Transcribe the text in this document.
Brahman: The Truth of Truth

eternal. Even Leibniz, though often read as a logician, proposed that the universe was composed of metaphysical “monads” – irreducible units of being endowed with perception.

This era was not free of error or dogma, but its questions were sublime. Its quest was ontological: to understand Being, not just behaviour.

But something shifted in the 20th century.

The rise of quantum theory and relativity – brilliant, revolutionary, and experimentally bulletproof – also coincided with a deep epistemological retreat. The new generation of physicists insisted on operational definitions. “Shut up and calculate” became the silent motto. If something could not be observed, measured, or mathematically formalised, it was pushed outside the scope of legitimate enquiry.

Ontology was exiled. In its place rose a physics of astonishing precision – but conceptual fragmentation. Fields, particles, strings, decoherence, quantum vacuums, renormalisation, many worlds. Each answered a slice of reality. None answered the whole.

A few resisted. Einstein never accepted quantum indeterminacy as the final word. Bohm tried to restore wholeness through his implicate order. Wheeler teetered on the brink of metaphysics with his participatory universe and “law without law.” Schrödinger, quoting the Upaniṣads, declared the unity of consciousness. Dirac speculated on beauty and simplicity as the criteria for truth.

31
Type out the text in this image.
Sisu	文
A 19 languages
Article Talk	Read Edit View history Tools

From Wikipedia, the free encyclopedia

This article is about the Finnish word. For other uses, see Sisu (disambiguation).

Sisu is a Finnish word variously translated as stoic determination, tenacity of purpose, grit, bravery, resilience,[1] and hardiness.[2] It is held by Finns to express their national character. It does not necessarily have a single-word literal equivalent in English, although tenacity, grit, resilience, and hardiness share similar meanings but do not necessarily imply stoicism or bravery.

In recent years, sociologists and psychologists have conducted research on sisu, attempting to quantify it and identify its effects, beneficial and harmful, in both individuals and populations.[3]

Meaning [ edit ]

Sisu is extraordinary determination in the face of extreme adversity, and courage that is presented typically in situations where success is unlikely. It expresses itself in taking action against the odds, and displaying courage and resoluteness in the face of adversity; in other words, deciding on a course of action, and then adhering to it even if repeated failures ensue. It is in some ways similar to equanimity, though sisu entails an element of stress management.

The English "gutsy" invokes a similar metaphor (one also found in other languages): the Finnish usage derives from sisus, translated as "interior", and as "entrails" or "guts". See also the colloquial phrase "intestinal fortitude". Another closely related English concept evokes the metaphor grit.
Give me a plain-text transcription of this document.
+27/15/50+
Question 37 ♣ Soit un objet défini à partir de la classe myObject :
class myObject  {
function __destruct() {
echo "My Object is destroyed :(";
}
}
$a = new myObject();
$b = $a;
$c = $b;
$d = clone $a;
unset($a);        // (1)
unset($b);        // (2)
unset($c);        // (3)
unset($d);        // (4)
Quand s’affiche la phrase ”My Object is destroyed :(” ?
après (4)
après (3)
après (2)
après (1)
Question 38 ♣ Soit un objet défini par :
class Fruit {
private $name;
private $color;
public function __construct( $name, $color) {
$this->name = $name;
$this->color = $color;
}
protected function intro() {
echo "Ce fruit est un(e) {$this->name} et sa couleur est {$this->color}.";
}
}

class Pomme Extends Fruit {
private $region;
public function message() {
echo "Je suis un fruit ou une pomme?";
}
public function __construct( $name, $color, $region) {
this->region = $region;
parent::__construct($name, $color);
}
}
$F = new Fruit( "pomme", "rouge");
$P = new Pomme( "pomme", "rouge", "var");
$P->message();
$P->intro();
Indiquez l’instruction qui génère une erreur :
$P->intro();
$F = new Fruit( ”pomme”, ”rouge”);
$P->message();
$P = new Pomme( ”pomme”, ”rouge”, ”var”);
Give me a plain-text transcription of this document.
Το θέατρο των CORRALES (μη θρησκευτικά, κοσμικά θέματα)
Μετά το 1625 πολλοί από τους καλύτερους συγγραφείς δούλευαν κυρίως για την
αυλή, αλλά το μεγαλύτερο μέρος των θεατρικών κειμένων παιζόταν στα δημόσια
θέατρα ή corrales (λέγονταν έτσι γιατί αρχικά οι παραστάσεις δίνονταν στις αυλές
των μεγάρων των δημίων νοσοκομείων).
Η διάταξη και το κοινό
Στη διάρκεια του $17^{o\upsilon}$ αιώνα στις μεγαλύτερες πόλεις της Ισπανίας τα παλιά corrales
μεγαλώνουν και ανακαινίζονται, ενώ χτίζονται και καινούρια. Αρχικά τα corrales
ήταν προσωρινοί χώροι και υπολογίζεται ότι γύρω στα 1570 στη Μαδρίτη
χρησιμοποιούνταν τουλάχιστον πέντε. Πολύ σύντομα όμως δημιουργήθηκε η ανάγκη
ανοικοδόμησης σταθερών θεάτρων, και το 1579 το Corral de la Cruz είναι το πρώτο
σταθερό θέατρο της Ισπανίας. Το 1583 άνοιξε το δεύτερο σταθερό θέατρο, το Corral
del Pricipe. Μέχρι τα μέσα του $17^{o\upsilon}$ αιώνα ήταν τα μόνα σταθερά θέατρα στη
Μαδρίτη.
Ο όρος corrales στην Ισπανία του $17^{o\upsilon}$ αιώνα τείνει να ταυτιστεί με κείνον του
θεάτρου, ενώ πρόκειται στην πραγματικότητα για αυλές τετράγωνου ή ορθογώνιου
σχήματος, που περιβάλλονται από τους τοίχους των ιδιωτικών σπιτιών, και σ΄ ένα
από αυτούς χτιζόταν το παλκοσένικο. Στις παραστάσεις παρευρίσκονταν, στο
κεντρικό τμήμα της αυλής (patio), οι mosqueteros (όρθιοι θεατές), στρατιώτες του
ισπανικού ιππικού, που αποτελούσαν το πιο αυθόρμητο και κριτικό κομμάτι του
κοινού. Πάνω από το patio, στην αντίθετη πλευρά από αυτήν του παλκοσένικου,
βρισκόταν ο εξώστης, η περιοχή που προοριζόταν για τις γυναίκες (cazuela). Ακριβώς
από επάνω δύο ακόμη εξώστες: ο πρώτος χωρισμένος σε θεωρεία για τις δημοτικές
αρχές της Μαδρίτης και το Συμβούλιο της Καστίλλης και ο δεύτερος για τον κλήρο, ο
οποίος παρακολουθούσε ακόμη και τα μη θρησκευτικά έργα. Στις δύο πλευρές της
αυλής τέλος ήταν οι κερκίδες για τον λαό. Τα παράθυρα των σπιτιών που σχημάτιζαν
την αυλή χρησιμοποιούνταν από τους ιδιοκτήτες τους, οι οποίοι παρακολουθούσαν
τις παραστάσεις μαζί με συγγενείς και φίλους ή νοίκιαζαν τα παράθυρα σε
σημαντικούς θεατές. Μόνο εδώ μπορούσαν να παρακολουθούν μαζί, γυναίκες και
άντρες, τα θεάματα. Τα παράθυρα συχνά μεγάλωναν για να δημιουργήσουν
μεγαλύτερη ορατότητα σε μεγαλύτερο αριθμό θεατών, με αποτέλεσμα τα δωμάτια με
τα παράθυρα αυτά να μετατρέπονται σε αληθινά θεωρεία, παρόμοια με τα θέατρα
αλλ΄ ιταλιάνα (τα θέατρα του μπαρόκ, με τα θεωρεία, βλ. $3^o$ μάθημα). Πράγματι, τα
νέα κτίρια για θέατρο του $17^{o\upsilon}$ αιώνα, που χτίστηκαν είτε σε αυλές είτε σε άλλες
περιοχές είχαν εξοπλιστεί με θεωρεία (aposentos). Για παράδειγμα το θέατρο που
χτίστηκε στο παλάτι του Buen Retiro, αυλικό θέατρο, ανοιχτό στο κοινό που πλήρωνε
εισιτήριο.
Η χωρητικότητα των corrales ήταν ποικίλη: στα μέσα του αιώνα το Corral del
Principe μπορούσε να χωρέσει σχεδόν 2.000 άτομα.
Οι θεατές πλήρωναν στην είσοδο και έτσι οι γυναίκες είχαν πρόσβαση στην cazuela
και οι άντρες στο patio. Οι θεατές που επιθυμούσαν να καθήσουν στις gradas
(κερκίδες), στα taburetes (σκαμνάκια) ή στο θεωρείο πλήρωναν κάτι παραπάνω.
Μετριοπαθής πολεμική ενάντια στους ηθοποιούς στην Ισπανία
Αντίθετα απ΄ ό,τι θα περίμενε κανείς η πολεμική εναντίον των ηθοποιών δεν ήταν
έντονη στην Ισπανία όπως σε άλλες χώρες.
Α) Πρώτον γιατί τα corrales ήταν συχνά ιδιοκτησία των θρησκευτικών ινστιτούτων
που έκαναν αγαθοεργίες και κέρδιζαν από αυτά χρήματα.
- - -
Report only the number of lines in the listing that contain the word "γυναίκες".

— Answer to this problem —
3